Print the data below line for line, with every character unchanged.
** Start Data lines **
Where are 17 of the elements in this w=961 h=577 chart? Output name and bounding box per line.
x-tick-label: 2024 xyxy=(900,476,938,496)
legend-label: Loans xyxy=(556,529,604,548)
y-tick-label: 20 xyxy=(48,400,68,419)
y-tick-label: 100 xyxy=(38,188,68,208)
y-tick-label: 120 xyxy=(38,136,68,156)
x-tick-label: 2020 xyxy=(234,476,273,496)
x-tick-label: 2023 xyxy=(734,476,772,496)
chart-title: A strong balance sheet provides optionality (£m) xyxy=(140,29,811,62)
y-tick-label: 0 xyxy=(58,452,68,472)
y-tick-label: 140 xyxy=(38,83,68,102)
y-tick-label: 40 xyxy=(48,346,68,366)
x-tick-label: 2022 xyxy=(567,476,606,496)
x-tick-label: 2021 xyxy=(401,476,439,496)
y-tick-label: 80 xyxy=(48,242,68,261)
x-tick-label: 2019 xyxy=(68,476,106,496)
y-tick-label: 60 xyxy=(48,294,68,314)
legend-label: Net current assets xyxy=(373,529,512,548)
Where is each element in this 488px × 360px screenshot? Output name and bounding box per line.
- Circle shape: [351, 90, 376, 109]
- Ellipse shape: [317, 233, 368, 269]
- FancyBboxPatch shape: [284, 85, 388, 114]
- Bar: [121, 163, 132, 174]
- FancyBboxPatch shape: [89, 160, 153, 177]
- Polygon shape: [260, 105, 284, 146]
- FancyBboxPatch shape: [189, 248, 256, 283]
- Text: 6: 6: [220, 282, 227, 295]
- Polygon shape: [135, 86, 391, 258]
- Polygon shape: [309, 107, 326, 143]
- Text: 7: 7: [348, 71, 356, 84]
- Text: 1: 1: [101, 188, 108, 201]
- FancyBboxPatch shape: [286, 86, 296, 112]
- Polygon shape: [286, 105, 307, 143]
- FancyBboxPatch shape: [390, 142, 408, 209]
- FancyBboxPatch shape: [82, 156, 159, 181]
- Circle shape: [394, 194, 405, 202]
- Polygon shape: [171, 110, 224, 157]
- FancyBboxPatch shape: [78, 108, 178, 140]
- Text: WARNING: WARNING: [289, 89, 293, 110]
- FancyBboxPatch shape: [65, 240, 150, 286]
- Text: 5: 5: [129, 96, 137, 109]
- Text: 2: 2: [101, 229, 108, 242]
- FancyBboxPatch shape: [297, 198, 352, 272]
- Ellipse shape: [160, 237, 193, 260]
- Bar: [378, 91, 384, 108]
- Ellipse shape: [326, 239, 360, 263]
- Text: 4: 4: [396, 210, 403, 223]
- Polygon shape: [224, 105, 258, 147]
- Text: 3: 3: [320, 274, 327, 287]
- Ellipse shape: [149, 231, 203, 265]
** End Data lines **
- [Solution to this problem]:
Where are 17 of the elements in this w=961 h=577 chart? Output name and bounding box per line.
x-tick-label: 2024 xyxy=(900,476,938,496)
legend-label: Loans xyxy=(556,529,604,548)
y-tick-label: 20 xyxy=(48,400,68,419)
y-tick-label: 100 xyxy=(38,188,68,208)
y-tick-label: 120 xyxy=(38,136,68,156)
x-tick-label: 2020 xyxy=(234,476,273,496)
x-tick-label: 2023 xyxy=(734,476,772,496)
chart-title: A strong balance sheet provides optionality (£m) xyxy=(140,29,811,62)
y-tick-label: 0 xyxy=(58,452,68,472)
y-tick-label: 140 xyxy=(38,83,68,102)
y-tick-label: 40 xyxy=(48,346,68,366)
x-tick-label: 2022 xyxy=(567,476,606,496)
x-tick-label: 2021 xyxy=(401,476,439,496)
y-tick-label: 80 xyxy=(48,242,68,261)
x-tick-label: 2019 xyxy=(68,476,106,496)
y-tick-label: 60 xyxy=(48,294,68,314)
legend-label: Net current assets xyxy=(373,529,512,548)
Where is each element in this 488px × 360px screenshot? Output name and bounding box per line.
- Circle shape: [351, 90, 376, 109]
- Ellipse shape: [317, 233, 368, 269]
- FancyBboxPatch shape: [284, 85, 388, 114]
- Bar: [121, 163, 132, 174]
- FancyBboxPatch shape: [89, 160, 153, 177]
- Polygon shape: [260, 105, 284, 146]
- FancyBboxPatch shape: [189, 248, 256, 283]
- Text: 6: 6: [220, 282, 227, 295]
- Polygon shape: [135, 86, 391, 258]
- Polygon shape: [309, 107, 326, 143]
- Text: 7: 7: [348, 71, 356, 84]
- Text: 1: 1: [101, 188, 108, 201]
- FancyBboxPatch shape: [286, 86, 296, 112]
- Polygon shape: [286, 105, 307, 143]
- FancyBboxPatch shape: [390, 142, 408, 209]
- FancyBboxPatch shape: [82, 156, 159, 181]
- Circle shape: [394, 194, 405, 202]
- Polygon shape: [171, 110, 224, 157]
- FancyBboxPatch shape: [78, 108, 178, 140]
- Text: WARNING: WARNING: [289, 89, 293, 110]
- FancyBboxPatch shape: [65, 240, 150, 286]
- Text: 5: 5: [129, 96, 137, 109]
- Text: 2: 2: [101, 229, 108, 242]
- FancyBboxPatch shape: [297, 198, 352, 272]
- Ellipse shape: [160, 237, 193, 260]
- Bar: [378, 91, 384, 108]
- Ellipse shape: [326, 239, 360, 263]
- Text: 4: 4: [396, 210, 403, 223]
- Polygon shape: [224, 105, 258, 147]
- Text: 3: 3: [320, 274, 327, 287]
- Ellipse shape: [149, 231, 203, 265]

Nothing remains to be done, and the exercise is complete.